* What to do *
Go through the entries below and copy each line containing the word "拍的上步吸腿与后交叉步舞步组合动作".
▬▬▬
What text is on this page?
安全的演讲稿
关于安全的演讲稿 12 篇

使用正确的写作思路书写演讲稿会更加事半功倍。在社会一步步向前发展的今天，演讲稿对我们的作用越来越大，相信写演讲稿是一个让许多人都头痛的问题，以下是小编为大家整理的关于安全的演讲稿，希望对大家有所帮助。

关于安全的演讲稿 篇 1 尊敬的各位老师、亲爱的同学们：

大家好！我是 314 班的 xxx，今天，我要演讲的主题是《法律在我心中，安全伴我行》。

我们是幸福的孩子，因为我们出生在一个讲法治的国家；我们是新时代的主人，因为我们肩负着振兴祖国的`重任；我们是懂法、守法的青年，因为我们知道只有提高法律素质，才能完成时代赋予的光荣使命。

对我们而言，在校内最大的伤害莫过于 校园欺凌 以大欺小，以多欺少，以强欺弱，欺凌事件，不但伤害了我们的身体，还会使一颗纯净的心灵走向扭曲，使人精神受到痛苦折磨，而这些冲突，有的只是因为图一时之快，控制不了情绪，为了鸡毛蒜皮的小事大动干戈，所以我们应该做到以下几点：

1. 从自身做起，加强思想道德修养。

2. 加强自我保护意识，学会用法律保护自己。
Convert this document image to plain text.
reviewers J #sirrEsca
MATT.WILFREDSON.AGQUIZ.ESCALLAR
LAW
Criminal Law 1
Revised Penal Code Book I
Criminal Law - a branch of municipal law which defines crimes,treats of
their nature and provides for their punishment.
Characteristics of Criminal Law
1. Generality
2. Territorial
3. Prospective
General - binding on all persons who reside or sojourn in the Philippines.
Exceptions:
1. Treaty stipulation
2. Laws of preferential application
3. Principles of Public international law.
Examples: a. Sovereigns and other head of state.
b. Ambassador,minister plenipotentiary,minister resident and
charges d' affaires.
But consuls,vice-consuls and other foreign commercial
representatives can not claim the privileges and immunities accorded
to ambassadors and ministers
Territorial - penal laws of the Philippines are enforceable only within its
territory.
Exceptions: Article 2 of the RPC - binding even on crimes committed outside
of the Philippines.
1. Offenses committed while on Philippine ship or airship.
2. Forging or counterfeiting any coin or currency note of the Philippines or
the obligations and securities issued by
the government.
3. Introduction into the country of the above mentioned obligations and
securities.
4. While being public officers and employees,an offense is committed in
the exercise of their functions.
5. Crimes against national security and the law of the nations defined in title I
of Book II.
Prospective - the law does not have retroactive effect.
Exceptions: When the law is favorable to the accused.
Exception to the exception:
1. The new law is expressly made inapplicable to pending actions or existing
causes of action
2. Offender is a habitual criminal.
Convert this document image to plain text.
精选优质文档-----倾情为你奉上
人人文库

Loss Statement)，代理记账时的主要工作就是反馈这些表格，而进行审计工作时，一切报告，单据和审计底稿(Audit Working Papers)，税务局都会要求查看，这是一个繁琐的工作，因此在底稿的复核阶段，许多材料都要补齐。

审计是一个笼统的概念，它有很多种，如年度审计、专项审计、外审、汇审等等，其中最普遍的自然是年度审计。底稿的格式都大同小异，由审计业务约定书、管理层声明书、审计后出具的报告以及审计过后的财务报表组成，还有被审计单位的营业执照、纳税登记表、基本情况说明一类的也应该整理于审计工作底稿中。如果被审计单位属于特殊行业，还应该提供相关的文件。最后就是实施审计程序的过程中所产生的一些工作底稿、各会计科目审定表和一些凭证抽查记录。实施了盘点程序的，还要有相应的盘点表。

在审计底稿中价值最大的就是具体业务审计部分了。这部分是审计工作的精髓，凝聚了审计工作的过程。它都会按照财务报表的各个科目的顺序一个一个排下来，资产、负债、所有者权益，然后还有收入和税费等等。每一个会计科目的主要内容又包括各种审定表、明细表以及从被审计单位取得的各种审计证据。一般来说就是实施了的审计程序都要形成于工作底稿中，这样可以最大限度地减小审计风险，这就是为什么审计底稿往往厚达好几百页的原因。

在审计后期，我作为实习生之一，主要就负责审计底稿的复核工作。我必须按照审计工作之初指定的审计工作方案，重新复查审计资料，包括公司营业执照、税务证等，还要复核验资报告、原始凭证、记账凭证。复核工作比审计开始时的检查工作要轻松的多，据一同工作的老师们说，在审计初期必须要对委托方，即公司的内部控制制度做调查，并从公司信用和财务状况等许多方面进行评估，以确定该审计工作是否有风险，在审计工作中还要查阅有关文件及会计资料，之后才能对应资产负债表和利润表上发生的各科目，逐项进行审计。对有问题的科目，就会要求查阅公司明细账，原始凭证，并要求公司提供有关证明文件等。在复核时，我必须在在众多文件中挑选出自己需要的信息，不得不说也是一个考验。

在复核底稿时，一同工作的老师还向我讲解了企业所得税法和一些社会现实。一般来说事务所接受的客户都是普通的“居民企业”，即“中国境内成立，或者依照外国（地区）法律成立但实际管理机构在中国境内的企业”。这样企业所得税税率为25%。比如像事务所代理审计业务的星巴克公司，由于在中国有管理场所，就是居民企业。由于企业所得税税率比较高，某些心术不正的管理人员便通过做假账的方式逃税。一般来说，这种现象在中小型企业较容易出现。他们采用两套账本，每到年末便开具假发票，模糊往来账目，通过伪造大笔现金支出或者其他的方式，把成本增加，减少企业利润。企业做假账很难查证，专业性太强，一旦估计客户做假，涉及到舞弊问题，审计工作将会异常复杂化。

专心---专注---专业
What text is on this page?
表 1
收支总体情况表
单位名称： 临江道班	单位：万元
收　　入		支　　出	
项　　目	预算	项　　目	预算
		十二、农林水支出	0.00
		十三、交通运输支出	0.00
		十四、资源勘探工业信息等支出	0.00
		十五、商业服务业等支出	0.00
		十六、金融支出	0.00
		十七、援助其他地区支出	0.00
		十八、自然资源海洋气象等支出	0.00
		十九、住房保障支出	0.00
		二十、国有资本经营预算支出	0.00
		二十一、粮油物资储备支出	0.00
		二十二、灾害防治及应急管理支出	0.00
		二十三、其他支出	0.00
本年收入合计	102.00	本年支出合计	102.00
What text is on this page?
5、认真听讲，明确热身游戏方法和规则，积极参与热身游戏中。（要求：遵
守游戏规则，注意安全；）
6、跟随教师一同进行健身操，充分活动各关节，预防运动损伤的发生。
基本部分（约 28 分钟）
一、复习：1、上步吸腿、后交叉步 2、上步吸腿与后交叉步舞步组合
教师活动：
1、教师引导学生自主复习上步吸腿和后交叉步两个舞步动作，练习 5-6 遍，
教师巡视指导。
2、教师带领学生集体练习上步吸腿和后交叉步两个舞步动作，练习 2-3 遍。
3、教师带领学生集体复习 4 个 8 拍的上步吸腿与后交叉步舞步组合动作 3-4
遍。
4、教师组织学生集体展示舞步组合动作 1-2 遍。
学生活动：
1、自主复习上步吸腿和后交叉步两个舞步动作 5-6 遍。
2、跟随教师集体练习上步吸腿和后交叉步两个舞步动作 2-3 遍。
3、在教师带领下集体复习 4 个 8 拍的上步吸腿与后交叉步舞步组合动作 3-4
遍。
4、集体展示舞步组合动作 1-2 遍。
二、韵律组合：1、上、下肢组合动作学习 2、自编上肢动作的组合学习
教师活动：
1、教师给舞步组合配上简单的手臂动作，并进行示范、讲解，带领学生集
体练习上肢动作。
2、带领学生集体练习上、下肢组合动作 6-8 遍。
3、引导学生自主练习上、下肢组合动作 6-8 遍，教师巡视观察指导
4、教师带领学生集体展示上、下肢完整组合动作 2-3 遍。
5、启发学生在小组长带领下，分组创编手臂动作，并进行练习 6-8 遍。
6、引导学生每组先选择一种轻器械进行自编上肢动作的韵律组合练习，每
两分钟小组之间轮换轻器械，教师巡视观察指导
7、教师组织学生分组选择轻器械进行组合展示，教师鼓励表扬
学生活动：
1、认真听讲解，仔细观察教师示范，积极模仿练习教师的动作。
▬▬▬
* Task output *
3、教师带领学生集体复习 4 个 8 拍的上步吸腿与后交叉步舞步组合动作 3-4
3、在教师带领下集体复习 4 个 8 拍的上步吸腿与后交叉步舞步组合动作 3-4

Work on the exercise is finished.